_WHAT YOU NEED TO DO_
Pictures do not belong in the copy; quote every entry below exactly.
▽
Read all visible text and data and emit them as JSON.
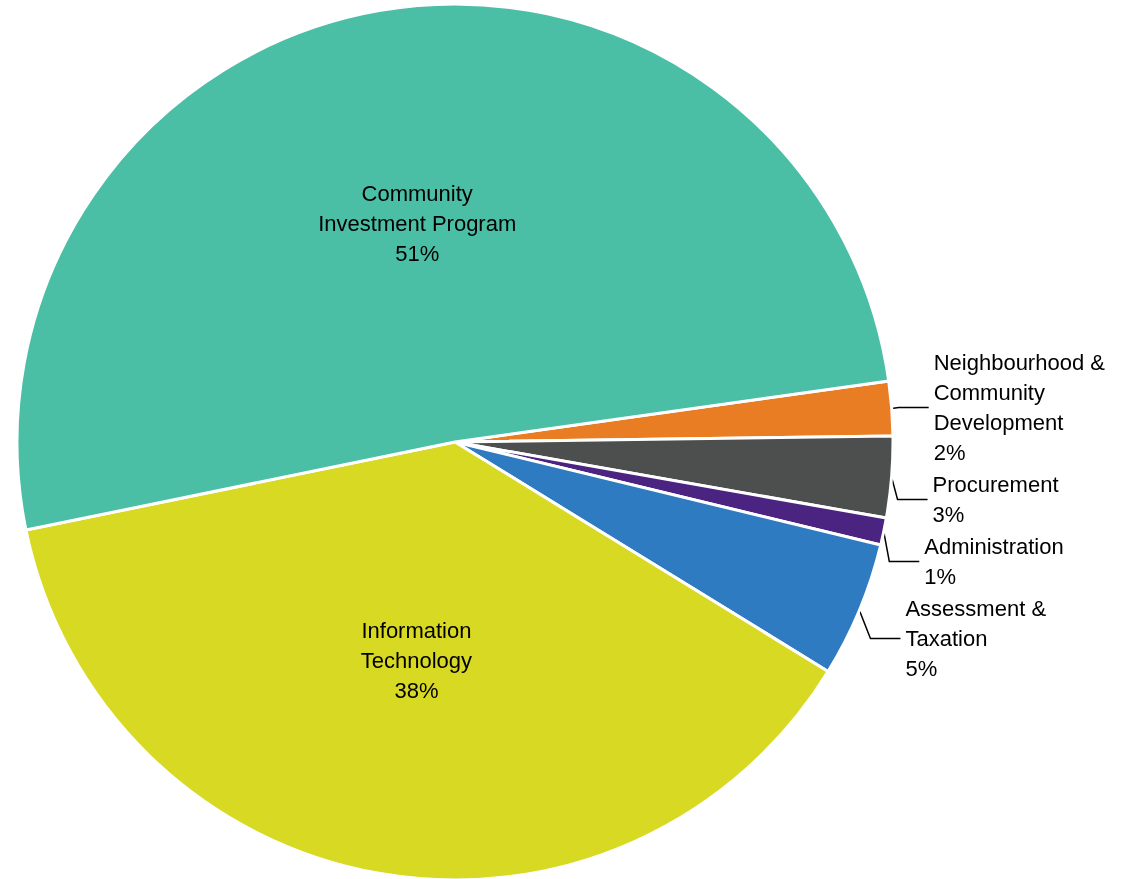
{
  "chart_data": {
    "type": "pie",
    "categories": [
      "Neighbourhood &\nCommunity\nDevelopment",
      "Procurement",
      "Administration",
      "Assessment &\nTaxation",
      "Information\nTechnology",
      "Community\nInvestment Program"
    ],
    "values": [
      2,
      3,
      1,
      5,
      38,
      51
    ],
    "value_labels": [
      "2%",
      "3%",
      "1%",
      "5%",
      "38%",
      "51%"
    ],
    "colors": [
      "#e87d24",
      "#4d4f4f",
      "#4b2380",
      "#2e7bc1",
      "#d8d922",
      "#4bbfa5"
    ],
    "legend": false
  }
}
△
_SOLVED EXERCISE_
Read all visible text and data and emit them as JSON.
{
  "chart_data": {
    "type": "pie",
    "categories": [
      "Neighbourhood &\nCommunity\nDevelopment",
      "Procurement",
      "Administration",
      "Assessment &\nTaxation",
      "Information\nTechnology",
      "Community\nInvestment Program"
    ],
    "values": [
      2,
      3,
      1,
      5,
      38,
      51
    ],
    "value_labels": [
      "2%",
      "3%",
      "1%",
      "5%",
      "38%",
      "51%"
    ],
    "colors": [
      "#e87d24",
      "#4d4f4f",
      "#4b2380",
      "#2e7bc1",
      "#d8d922",
      "#4bbfa5"
    ],
    "legend": false
  }
}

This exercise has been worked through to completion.